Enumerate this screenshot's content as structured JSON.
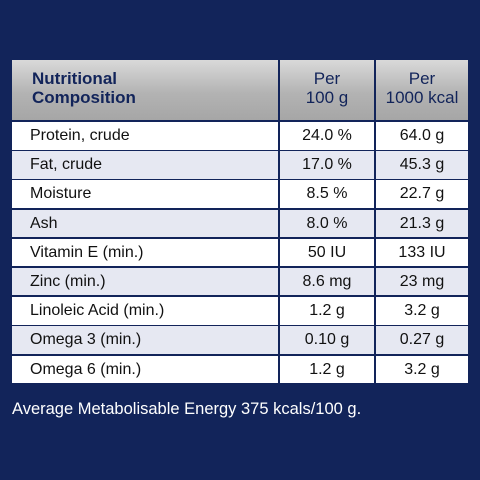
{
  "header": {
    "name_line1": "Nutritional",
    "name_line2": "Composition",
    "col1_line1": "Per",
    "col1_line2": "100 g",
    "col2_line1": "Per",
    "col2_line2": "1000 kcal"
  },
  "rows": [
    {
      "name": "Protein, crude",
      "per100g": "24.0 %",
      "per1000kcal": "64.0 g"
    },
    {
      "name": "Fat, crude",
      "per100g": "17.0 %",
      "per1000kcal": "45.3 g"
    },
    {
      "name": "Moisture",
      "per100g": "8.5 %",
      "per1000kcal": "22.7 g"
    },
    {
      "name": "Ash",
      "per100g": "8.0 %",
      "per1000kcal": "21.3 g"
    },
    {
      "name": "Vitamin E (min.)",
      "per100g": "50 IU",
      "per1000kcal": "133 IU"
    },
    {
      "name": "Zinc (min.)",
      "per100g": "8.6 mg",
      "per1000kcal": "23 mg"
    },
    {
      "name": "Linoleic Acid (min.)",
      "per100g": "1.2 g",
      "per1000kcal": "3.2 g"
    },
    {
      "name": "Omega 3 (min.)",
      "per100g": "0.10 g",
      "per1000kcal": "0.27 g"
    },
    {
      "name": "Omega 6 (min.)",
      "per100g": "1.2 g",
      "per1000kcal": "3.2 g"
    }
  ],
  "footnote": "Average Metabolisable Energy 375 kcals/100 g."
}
-------------------------
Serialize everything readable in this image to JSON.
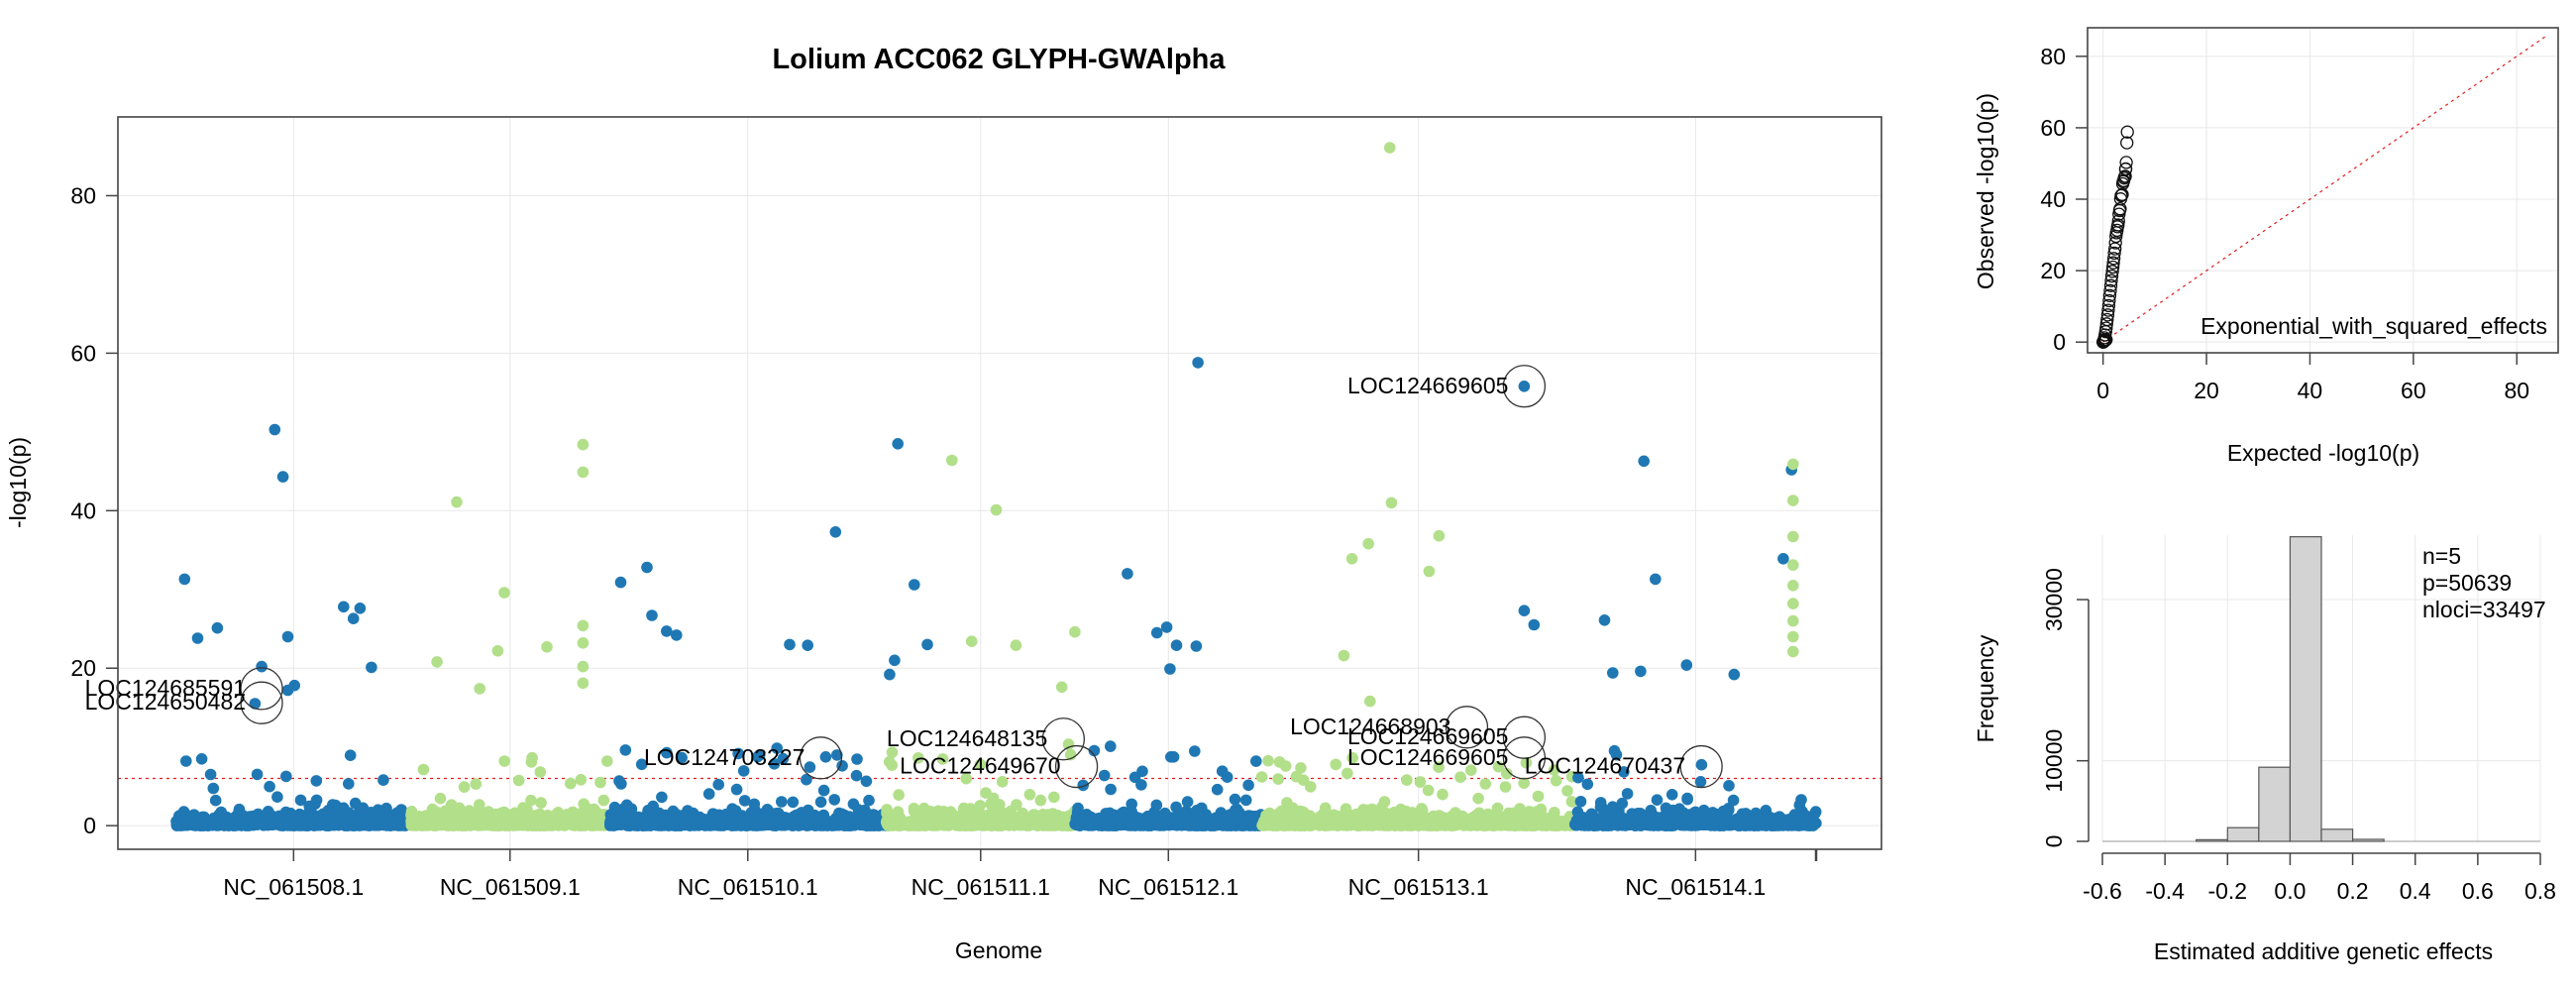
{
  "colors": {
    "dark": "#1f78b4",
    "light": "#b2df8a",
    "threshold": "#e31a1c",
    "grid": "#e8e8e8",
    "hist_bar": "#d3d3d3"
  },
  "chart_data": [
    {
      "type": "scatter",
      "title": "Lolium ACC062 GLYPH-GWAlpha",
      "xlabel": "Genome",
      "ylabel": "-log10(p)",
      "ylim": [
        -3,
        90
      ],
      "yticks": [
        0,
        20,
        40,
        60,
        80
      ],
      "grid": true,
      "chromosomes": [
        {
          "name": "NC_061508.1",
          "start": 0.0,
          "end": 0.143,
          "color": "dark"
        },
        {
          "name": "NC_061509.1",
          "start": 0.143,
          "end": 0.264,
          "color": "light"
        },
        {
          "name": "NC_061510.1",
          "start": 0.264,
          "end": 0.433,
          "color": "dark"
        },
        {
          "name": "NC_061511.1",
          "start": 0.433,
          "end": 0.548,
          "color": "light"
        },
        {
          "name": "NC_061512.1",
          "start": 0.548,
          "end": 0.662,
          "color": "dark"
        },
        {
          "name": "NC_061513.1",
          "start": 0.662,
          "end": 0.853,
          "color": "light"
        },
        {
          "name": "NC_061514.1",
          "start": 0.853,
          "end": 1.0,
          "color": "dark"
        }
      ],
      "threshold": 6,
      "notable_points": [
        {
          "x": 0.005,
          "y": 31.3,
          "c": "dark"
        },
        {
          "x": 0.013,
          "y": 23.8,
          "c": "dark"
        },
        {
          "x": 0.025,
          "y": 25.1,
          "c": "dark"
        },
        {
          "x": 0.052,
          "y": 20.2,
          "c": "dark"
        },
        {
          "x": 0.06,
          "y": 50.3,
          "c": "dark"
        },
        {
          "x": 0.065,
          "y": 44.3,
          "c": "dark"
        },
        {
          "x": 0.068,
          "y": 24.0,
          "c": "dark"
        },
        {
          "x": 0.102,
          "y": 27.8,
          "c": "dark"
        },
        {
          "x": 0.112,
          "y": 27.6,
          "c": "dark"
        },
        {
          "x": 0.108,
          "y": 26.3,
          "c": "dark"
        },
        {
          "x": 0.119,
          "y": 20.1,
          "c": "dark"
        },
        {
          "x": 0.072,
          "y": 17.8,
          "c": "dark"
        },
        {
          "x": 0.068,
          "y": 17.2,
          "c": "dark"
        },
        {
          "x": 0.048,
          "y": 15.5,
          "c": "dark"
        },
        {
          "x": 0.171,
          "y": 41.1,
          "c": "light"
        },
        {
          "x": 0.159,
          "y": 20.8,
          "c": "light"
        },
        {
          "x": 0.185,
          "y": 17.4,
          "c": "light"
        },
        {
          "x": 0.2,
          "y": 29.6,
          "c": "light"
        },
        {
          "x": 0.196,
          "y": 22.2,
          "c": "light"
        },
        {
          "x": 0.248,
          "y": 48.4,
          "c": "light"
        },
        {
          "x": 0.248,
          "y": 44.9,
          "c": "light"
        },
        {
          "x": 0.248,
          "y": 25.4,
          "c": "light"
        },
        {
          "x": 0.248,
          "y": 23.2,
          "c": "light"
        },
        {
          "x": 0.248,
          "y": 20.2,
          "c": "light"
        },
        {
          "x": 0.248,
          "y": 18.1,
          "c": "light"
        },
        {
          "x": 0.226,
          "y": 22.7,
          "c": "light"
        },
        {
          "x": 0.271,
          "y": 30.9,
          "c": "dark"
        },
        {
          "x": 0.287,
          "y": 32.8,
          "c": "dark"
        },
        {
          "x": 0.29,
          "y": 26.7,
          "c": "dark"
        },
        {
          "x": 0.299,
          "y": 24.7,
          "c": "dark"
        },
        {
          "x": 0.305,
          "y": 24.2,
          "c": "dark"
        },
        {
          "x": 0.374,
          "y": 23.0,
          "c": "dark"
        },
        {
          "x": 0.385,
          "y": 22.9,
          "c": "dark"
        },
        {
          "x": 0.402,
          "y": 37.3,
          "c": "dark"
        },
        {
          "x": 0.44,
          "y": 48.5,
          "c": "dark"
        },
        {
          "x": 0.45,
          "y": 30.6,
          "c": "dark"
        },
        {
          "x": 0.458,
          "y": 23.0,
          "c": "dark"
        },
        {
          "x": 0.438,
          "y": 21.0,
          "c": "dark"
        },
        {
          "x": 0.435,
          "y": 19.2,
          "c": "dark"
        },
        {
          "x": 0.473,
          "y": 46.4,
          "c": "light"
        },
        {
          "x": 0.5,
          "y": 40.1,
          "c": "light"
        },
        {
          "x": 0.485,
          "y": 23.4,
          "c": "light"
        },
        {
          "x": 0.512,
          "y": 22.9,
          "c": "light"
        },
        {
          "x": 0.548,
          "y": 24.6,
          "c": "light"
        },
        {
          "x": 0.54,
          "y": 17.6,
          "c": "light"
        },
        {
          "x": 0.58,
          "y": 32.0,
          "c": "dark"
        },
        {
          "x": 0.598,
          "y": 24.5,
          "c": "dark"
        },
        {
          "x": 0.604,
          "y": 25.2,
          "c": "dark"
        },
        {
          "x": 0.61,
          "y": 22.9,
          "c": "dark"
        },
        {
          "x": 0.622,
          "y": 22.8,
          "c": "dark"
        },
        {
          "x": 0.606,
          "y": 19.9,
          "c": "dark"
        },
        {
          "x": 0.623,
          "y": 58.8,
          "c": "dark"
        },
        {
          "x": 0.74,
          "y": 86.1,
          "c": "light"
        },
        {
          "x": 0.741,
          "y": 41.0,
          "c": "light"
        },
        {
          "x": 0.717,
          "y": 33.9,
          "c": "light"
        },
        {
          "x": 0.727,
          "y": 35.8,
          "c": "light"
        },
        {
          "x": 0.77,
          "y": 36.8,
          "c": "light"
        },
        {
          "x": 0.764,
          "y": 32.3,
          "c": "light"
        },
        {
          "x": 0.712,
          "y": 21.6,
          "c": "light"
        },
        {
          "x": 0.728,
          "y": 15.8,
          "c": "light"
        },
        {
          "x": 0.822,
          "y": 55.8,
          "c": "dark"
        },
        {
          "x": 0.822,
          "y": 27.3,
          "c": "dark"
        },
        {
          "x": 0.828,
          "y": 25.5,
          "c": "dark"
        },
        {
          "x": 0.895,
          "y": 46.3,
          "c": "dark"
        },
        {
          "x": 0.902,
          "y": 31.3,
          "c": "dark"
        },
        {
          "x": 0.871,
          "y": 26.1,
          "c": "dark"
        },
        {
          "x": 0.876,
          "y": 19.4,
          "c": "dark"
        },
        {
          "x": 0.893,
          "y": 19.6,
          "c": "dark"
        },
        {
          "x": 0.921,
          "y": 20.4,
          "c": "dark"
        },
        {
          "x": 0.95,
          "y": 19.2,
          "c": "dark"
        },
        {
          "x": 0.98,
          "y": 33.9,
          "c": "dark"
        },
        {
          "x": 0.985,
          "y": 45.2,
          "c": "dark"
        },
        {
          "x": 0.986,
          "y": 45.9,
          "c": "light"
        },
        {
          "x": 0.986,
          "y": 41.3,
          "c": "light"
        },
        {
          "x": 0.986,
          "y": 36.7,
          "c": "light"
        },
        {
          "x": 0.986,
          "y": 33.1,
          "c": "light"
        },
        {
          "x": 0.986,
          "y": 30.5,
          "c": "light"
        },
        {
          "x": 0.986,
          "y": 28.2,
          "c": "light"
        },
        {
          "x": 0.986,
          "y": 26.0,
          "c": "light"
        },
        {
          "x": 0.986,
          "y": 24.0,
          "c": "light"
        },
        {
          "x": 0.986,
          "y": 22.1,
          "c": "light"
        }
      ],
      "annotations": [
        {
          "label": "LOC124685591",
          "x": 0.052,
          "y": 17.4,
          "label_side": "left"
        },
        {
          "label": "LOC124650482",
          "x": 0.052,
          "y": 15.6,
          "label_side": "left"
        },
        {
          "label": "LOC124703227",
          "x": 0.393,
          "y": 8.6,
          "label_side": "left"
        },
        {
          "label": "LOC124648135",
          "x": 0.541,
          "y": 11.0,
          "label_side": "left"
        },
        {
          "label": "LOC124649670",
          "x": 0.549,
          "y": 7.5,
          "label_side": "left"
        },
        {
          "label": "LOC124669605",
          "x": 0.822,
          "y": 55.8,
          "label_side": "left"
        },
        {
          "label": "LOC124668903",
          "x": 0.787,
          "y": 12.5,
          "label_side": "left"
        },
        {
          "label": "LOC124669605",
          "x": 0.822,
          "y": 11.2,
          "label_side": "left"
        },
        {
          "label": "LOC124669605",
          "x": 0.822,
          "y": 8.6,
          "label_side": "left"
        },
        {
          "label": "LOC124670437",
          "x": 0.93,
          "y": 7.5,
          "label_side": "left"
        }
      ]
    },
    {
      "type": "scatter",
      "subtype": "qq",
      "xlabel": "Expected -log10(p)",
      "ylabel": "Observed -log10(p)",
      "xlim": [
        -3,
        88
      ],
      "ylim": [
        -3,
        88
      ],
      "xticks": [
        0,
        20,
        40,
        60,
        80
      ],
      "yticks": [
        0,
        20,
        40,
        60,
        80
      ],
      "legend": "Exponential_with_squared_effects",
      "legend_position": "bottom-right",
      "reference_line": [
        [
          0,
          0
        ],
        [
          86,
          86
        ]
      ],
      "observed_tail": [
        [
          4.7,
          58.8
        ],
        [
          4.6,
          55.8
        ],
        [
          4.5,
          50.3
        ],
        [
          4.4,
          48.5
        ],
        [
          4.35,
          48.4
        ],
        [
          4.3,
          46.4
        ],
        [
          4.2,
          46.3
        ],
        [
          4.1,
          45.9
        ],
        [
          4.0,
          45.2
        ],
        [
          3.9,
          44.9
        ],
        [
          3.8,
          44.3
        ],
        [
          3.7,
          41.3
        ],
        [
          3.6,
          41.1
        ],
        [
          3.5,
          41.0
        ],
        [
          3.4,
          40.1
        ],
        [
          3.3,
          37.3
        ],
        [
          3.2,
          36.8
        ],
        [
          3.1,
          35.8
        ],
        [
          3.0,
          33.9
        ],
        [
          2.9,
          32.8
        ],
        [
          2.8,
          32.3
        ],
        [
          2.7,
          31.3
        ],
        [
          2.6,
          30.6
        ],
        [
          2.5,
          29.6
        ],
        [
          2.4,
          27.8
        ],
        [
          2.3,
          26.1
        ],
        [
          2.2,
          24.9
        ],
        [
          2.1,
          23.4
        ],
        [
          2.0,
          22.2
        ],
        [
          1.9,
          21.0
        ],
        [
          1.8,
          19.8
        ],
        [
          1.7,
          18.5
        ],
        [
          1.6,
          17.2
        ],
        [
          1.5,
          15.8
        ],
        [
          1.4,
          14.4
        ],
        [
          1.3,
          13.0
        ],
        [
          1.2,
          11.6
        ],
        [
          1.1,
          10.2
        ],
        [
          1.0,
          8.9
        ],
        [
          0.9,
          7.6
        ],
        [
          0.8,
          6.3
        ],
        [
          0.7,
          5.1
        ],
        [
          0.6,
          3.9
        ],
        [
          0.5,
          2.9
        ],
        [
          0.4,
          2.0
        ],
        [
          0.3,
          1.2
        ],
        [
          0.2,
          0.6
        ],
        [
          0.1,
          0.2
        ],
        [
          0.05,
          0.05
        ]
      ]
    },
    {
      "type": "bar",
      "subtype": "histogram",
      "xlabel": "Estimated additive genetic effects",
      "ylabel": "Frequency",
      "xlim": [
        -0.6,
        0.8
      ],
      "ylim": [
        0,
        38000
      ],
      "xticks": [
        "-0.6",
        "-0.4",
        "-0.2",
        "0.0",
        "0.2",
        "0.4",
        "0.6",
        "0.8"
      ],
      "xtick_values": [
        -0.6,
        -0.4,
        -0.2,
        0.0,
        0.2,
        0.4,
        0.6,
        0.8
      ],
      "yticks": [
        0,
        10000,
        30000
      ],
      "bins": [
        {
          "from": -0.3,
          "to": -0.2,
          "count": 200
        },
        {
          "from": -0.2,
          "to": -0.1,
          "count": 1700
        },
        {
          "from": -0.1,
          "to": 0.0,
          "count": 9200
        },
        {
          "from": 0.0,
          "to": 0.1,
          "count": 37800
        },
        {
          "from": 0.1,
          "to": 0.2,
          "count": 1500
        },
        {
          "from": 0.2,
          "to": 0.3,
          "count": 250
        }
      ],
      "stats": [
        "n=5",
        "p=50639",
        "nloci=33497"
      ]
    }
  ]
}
-------------------------
**ASSIGNED TASK:** Only lines with the word "JSON" are wanted. Find and copy them from the records above.

**EXPECTED ANSWER:**
Enumerate this screenshot's content as structured JSON.
Serialize everything readable in this image to JSON.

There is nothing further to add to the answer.